Work to do – Repeat the whole listing exactly as written.

Dataset entries –
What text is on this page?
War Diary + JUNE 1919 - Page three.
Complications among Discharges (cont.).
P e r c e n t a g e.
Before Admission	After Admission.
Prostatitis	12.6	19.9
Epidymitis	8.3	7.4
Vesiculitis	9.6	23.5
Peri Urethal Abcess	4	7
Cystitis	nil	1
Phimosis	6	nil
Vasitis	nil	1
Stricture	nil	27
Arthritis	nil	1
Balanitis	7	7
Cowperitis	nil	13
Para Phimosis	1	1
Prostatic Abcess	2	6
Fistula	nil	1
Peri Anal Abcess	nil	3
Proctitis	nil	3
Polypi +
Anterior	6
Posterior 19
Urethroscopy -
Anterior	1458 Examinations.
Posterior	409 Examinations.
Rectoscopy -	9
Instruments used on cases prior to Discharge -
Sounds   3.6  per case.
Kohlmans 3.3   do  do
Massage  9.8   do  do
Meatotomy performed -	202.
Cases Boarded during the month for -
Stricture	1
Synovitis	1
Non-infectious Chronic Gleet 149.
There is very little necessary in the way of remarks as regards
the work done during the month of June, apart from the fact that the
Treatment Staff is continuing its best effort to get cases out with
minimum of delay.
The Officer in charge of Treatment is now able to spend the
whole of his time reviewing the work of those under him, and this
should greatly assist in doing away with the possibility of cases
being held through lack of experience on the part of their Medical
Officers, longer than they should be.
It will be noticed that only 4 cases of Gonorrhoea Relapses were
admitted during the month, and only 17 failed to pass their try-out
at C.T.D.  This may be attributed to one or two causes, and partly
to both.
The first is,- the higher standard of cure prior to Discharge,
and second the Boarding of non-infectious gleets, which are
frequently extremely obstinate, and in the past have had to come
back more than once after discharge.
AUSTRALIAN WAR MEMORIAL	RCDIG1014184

Result for this task –
What text is on this page?
War Diary + JUNE 1919 - Page three.
Complications among Discharges (cont.).
P e r c e n t a g e.
Before Admission	After Admission.
Prostatitis	12.6	19.9
Epidymitis	8.3	7.4
Vesiculitis	9.6	23.5
Peri Urethal Abcess	4	7
Cystitis	nil	1
Phimosis	6	nil
Vasitis	nil	1
Stricture	nil	27
Arthritis	nil	1
Balanitis	7	7
Cowperitis	nil	13
Para Phimosis	1	1
Prostatic Abcess	2	6
Fistula	nil	1
Peri Anal Abcess	nil	3
Proctitis	nil	3
Polypi +
Anterior	6
Posterior 19
Urethroscopy -
Anterior	1458 Examinations.
Posterior	409 Examinations.
Rectoscopy -	9
Instruments used on cases prior to Discharge -
Sounds   3.6  per case.
Kohlmans 3.3   do  do
Massage  9.8   do  do
Meatotomy performed -	202.
Cases Boarded during the month for -
Stricture	1
Synovitis	1
Non-infectious Chronic Gleet 149.
There is very little necessary in the way of remarks as regards
the work done during the month of June, apart from the fact that the
Treatment Staff is continuing its best effort to get cases out with
minimum of delay.
The Officer in charge of Treatment is now able to spend the
whole of his time reviewing the work of those under him, and this
should greatly assist in doing away with the possibility of cases
being held through lack of experience on the part of their Medical
Officers, longer than they should be.
It will be noticed that only 4 cases of Gonorrhoea Relapses were
admitted during the month, and only 17 failed to pass their try-out
at C.T.D.  This may be attributed to one or two causes, and partly
to both.
The first is,- the higher standard of cure prior to Discharge,
and second the Boarding of non-infectious gleets, which are
frequently extremely obstinate, and in the past have had to come
back more than once after discharge.
AUSTRALIAN WAR MEMORIAL	RCDIG1014184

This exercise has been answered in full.